Look through the records below and collect all lines that hold the string "index".

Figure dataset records
▬▬▬
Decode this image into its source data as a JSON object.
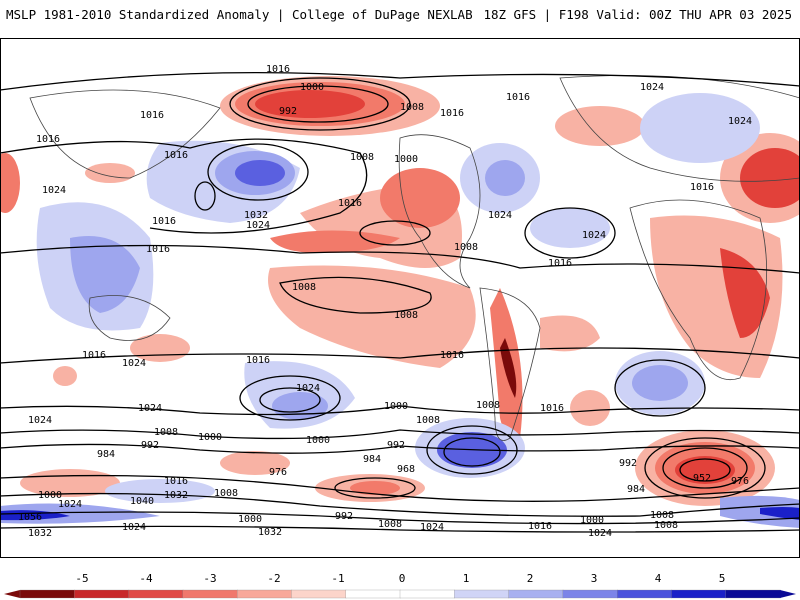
{
  "header": {
    "left_title": "MSLP 1981-2010 Standardized Anomaly | College of DuPage NEXLAB",
    "right_title": "18Z GFS | F198 Valid: 00Z THU APR 03 2025"
  },
  "contour_labels": [
    "1016",
    "1000",
    "992",
    "1008",
    "1016",
    "1016",
    "1024",
    "1024",
    "1016",
    "1016",
    "1008",
    "1000",
    "1016",
    "1024",
    "1032",
    "1024",
    "1016",
    "1016",
    "1016",
    "1024",
    "1024",
    "1016",
    "1008",
    "1008",
    "1008",
    "1016",
    "1016",
    "1016",
    "1024",
    "1024",
    "1024",
    "1000",
    "1008",
    "1008",
    "1016",
    "1016",
    "992",
    "1000",
    "1008",
    "984",
    "992",
    "1024",
    "1000",
    "976",
    "984",
    "968",
    "992",
    "976",
    "952",
    "984",
    "1000",
    "1032",
    "1024",
    "1040",
    "1056",
    "1016",
    "1008",
    "1000",
    "992",
    "1008",
    "1008",
    "1024",
    "1016",
    "1032",
    "1032",
    "1024",
    "1024",
    "1000",
    "1008"
  ],
  "colorbar": {
    "ticks": [
      "-5",
      "-4",
      "-3",
      "-2",
      "-1",
      "0",
      "1",
      "2",
      "3",
      "4",
      "5"
    ],
    "colors": [
      "#7a0a0a",
      "#c8282a",
      "#e04a46",
      "#f0786c",
      "#f8a89a",
      "#fcd4ca",
      "#ffffff",
      "#ffffff",
      "#d0d4f6",
      "#a8b0f0",
      "#7c84e8",
      "#4a52dc",
      "#1a20c8",
      "#0a0a96"
    ]
  },
  "colors": {
    "neg_strong": "#e2413a",
    "neg_mid": "#f27a6a",
    "neg_light": "#f8b2a4",
    "pos_light": "#cdd2f6",
    "pos_mid": "#9ea6ee",
    "pos_strong": "#5a60e0"
  }
}
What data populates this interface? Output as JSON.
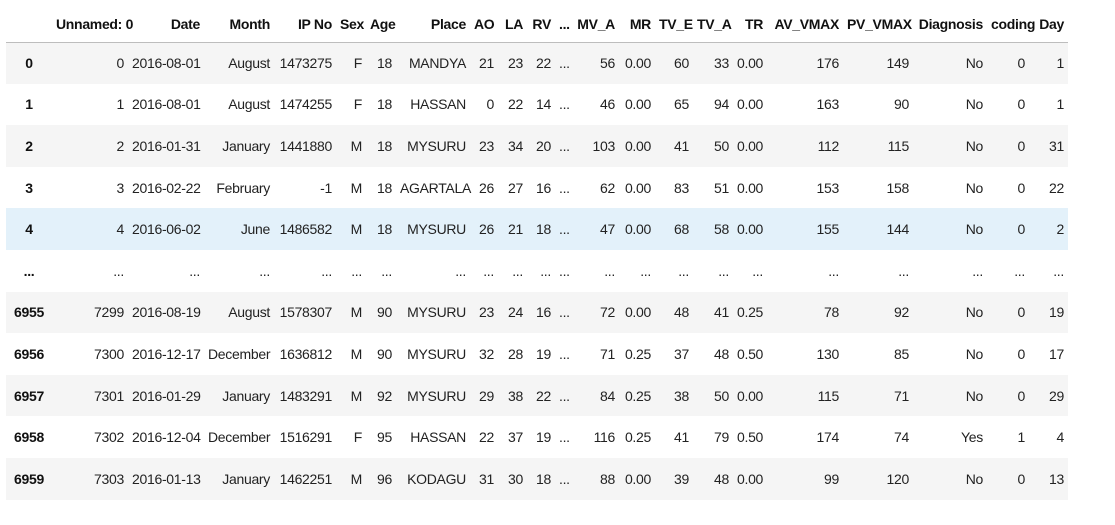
{
  "columns": [
    "",
    "Unnamed: 0",
    "Date",
    "Month",
    "IP No",
    "Sex",
    "Age",
    "Place",
    "AO",
    "LA",
    "RV",
    "...",
    "MV_A",
    "MR",
    "TV_E",
    "TV_A",
    "TR",
    "AV_VMAX",
    "PV_VMAX",
    "Diagnosis",
    "coding",
    "Day"
  ],
  "rows": [
    {
      "index": "0",
      "cells": [
        "0",
        "2016-08-01",
        "August",
        "1473275",
        "F",
        "18",
        "MANDYA",
        "21",
        "23",
        "22",
        "...",
        "56",
        "0.00",
        "60",
        "33",
        "0.00",
        "176",
        "149",
        "No",
        "0",
        "1"
      ]
    },
    {
      "index": "1",
      "cells": [
        "1",
        "2016-08-01",
        "August",
        "1474255",
        "F",
        "18",
        "HASSAN",
        "0",
        "22",
        "14",
        "...",
        "46",
        "0.00",
        "65",
        "94",
        "0.00",
        "163",
        "90",
        "No",
        "0",
        "1"
      ]
    },
    {
      "index": "2",
      "cells": [
        "2",
        "2016-01-31",
        "January",
        "1441880",
        "M",
        "18",
        "MYSURU",
        "23",
        "34",
        "20",
        "...",
        "103",
        "0.00",
        "41",
        "50",
        "0.00",
        "112",
        "115",
        "No",
        "0",
        "31"
      ]
    },
    {
      "index": "3",
      "cells": [
        "3",
        "2016-02-22",
        "February",
        "-1",
        "M",
        "18",
        "AGARTALA",
        "26",
        "27",
        "16",
        "...",
        "62",
        "0.00",
        "83",
        "51",
        "0.00",
        "153",
        "158",
        "No",
        "0",
        "22"
      ]
    },
    {
      "index": "4",
      "cells": [
        "4",
        "2016-06-02",
        "June",
        "1486582",
        "M",
        "18",
        "MYSURU",
        "26",
        "21",
        "18",
        "...",
        "47",
        "0.00",
        "68",
        "58",
        "0.00",
        "155",
        "144",
        "No",
        "0",
        "2"
      ]
    },
    {
      "index": "...",
      "cells": [
        "...",
        "...",
        "...",
        "...",
        "...",
        "...",
        "...",
        "...",
        "...",
        "...",
        "...",
        "...",
        "...",
        "...",
        "...",
        "...",
        "...",
        "...",
        "...",
        "...",
        "..."
      ]
    },
    {
      "index": "6955",
      "cells": [
        "7299",
        "2016-08-19",
        "August",
        "1578307",
        "M",
        "90",
        "MYSURU",
        "23",
        "24",
        "16",
        "...",
        "72",
        "0.00",
        "48",
        "41",
        "0.25",
        "78",
        "92",
        "No",
        "0",
        "19"
      ]
    },
    {
      "index": "6956",
      "cells": [
        "7300",
        "2016-12-17",
        "December",
        "1636812",
        "M",
        "90",
        "MYSURU",
        "32",
        "28",
        "19",
        "...",
        "71",
        "0.25",
        "37",
        "48",
        "0.50",
        "130",
        "85",
        "No",
        "0",
        "17"
      ]
    },
    {
      "index": "6957",
      "cells": [
        "7301",
        "2016-01-29",
        "January",
        "1483291",
        "M",
        "92",
        "MYSURU",
        "29",
        "38",
        "22",
        "...",
        "84",
        "0.25",
        "38",
        "50",
        "0.00",
        "115",
        "71",
        "No",
        "0",
        "29"
      ]
    },
    {
      "index": "6958",
      "cells": [
        "7302",
        "2016-12-04",
        "December",
        "1516291",
        "F",
        "95",
        "HASSAN",
        "22",
        "37",
        "19",
        "...",
        "116",
        "0.25",
        "41",
        "79",
        "0.50",
        "174",
        "74",
        "Yes",
        "1",
        "4"
      ]
    },
    {
      "index": "6959",
      "cells": [
        "7303",
        "2016-01-13",
        "January",
        "1462251",
        "M",
        "96",
        "KODAGU",
        "31",
        "30",
        "18",
        "...",
        "88",
        "0.00",
        "39",
        "48",
        "0.00",
        "99",
        "120",
        "No",
        "0",
        "13"
      ]
    }
  ]
}
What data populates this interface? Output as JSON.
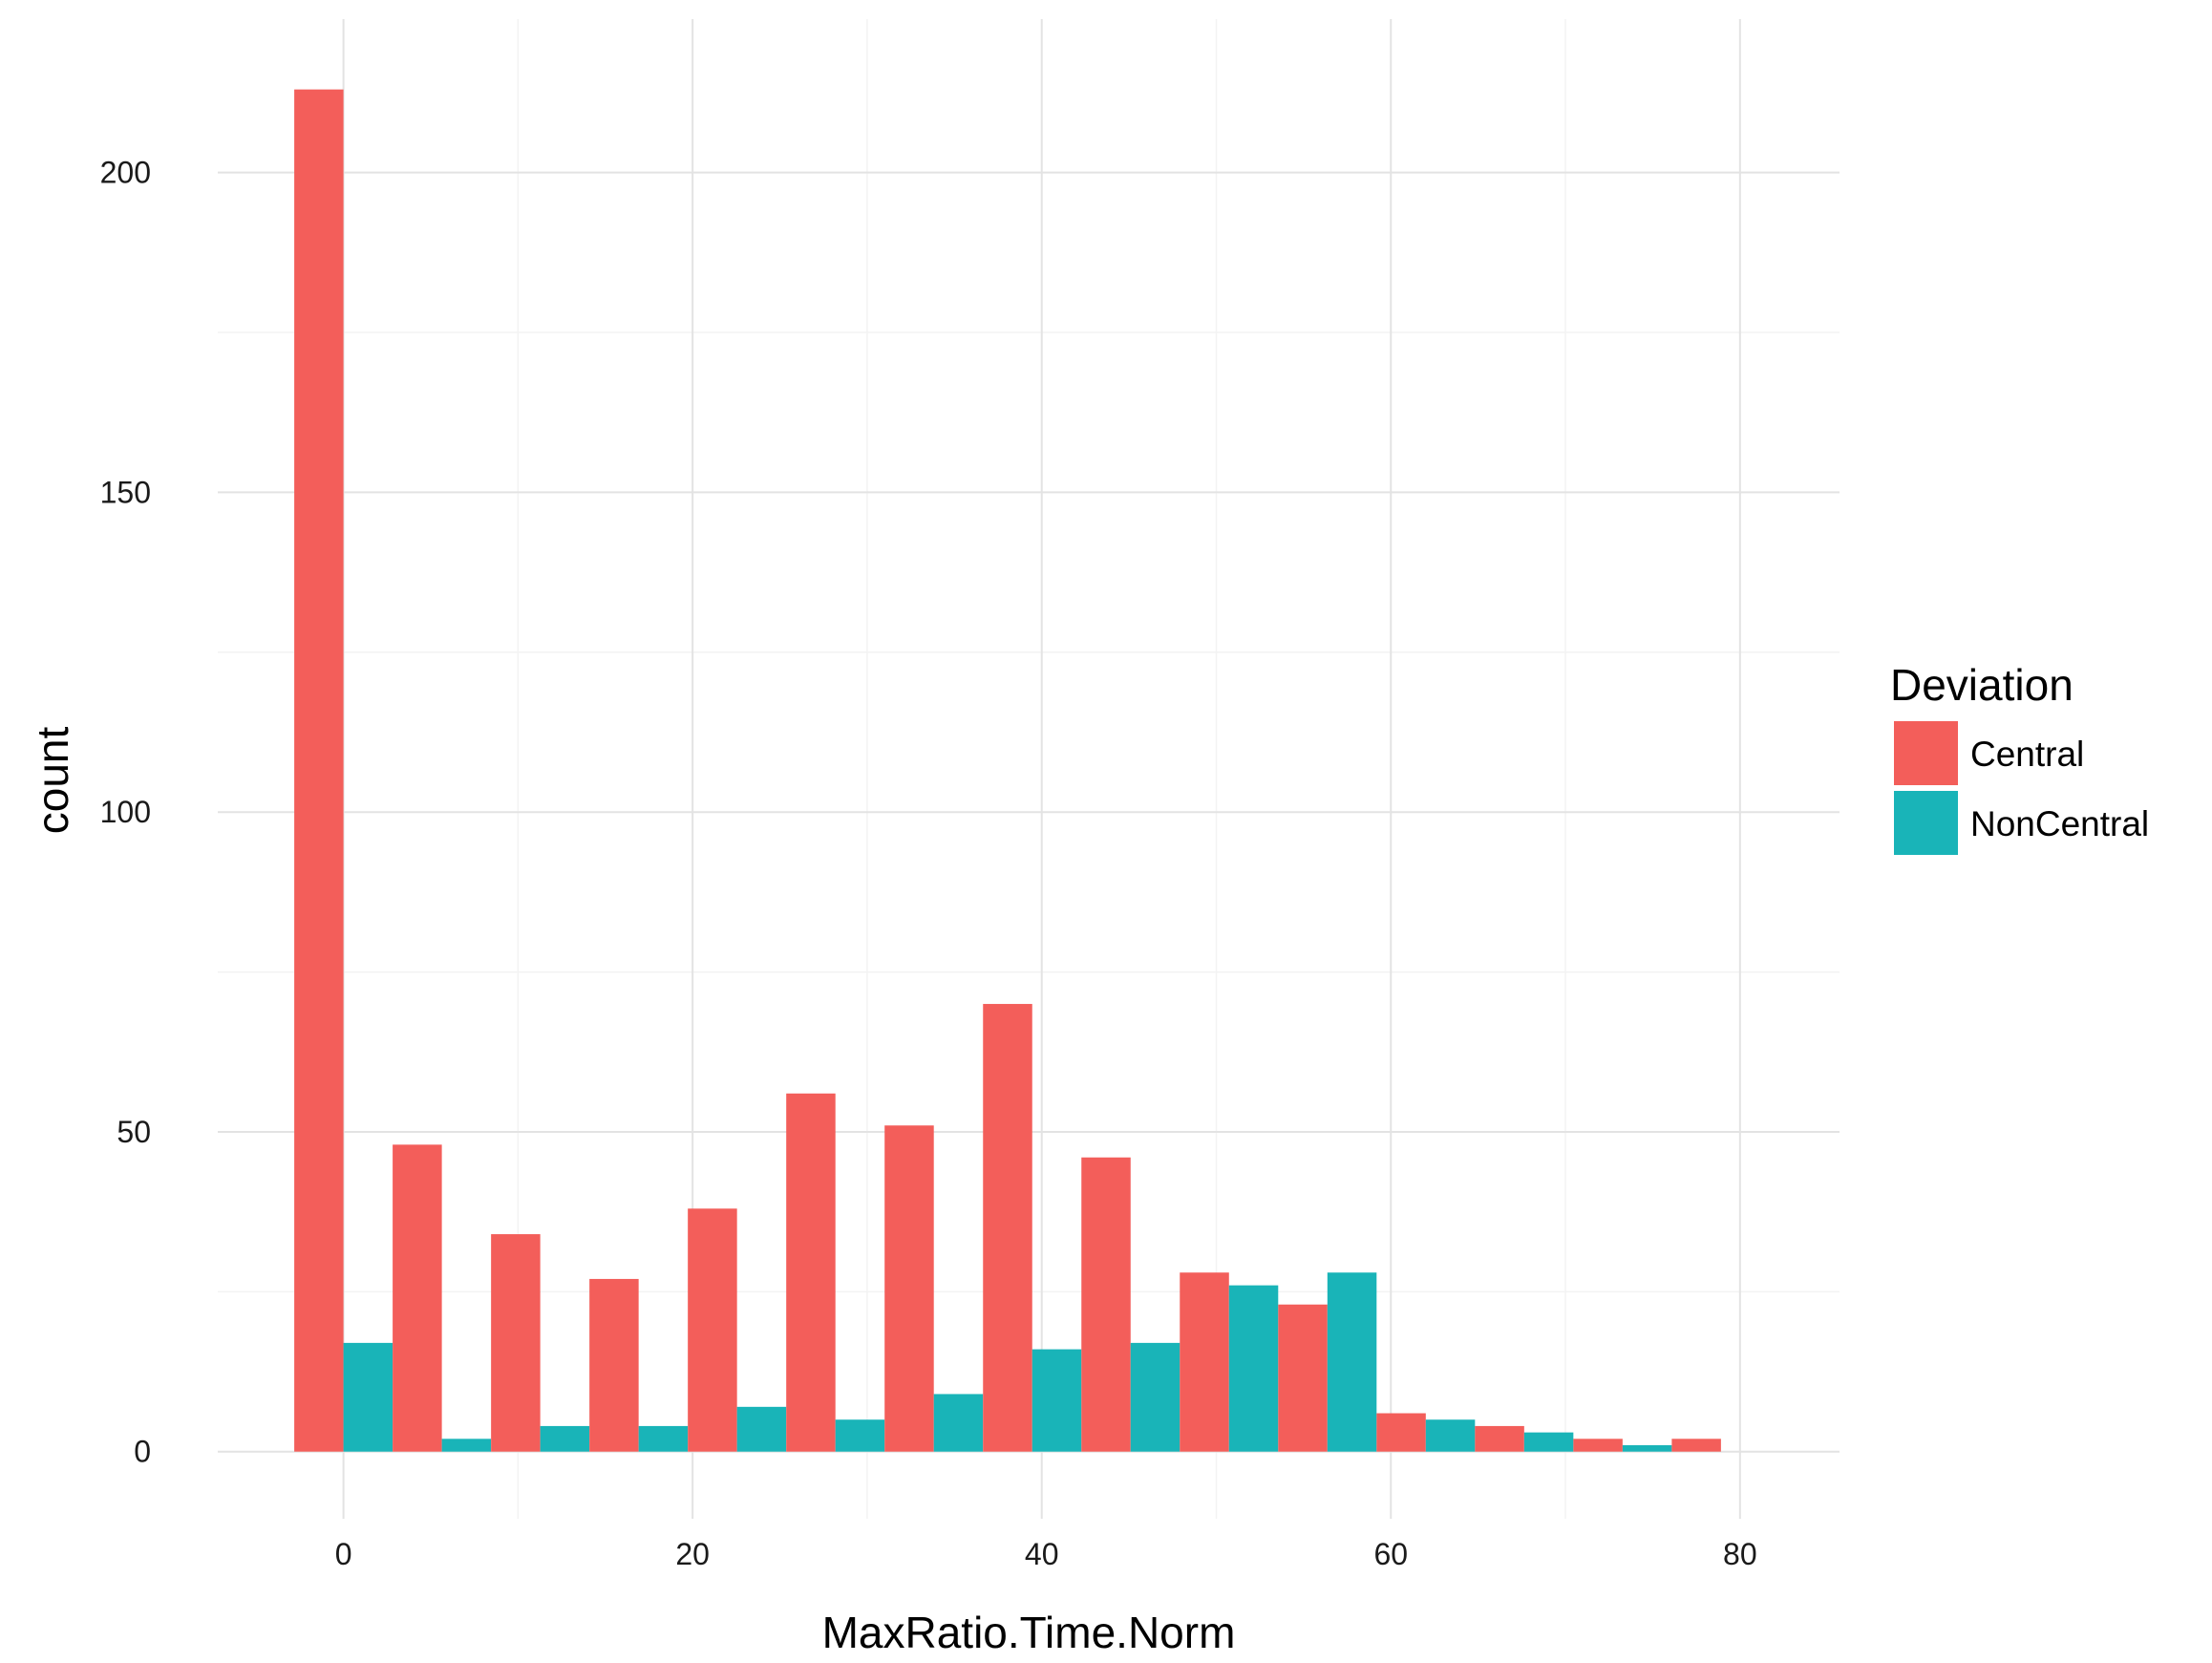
{
  "chart_data": {
    "type": "bar",
    "xlabel": "MaxRatio.Time.Norm",
    "ylabel": "count",
    "xlim": [
      -7.2,
      85.7
    ],
    "ylim": [
      -10.5,
      224
    ],
    "x_ticks": [
      0,
      20,
      40,
      60,
      80
    ],
    "x_tick_labels": [
      "0",
      "20",
      "40",
      "60",
      "80"
    ],
    "y_ticks": [
      0,
      50,
      100,
      150,
      200
    ],
    "y_tick_labels": [
      "0",
      "50",
      "100",
      "150",
      "200"
    ],
    "grid": true,
    "bin_width": 5.636,
    "bin_centers": [
      0,
      5.636,
      11.273,
      16.909,
      22.545,
      28.182,
      33.818,
      39.455,
      45.091,
      50.727,
      56.364,
      62.0,
      67.636,
      73.273,
      78.909
    ],
    "legend": {
      "title": "Deviation",
      "position": "right"
    },
    "series": [
      {
        "name": "Central",
        "color": "#F35E5A",
        "values": [
          213,
          48,
          34,
          27,
          38,
          56,
          51,
          70,
          46,
          28,
          23,
          6,
          4,
          2,
          2
        ]
      },
      {
        "name": "NonCentral",
        "color": "#19B4B8",
        "values": [
          17,
          2,
          4,
          4,
          7,
          5,
          9,
          16,
          17,
          26,
          28,
          5,
          3,
          1,
          0
        ]
      }
    ]
  }
}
▬▬▬
Response to this exercise:
      "index": "0",
      "index": "1",
      "index": "2",
      "index": "3",
      "index": "4",
      "index": "...",
      "index": "6955",
      "index": "6956",
      "index": "6957",
      "index": "6958",
      "index": "6959",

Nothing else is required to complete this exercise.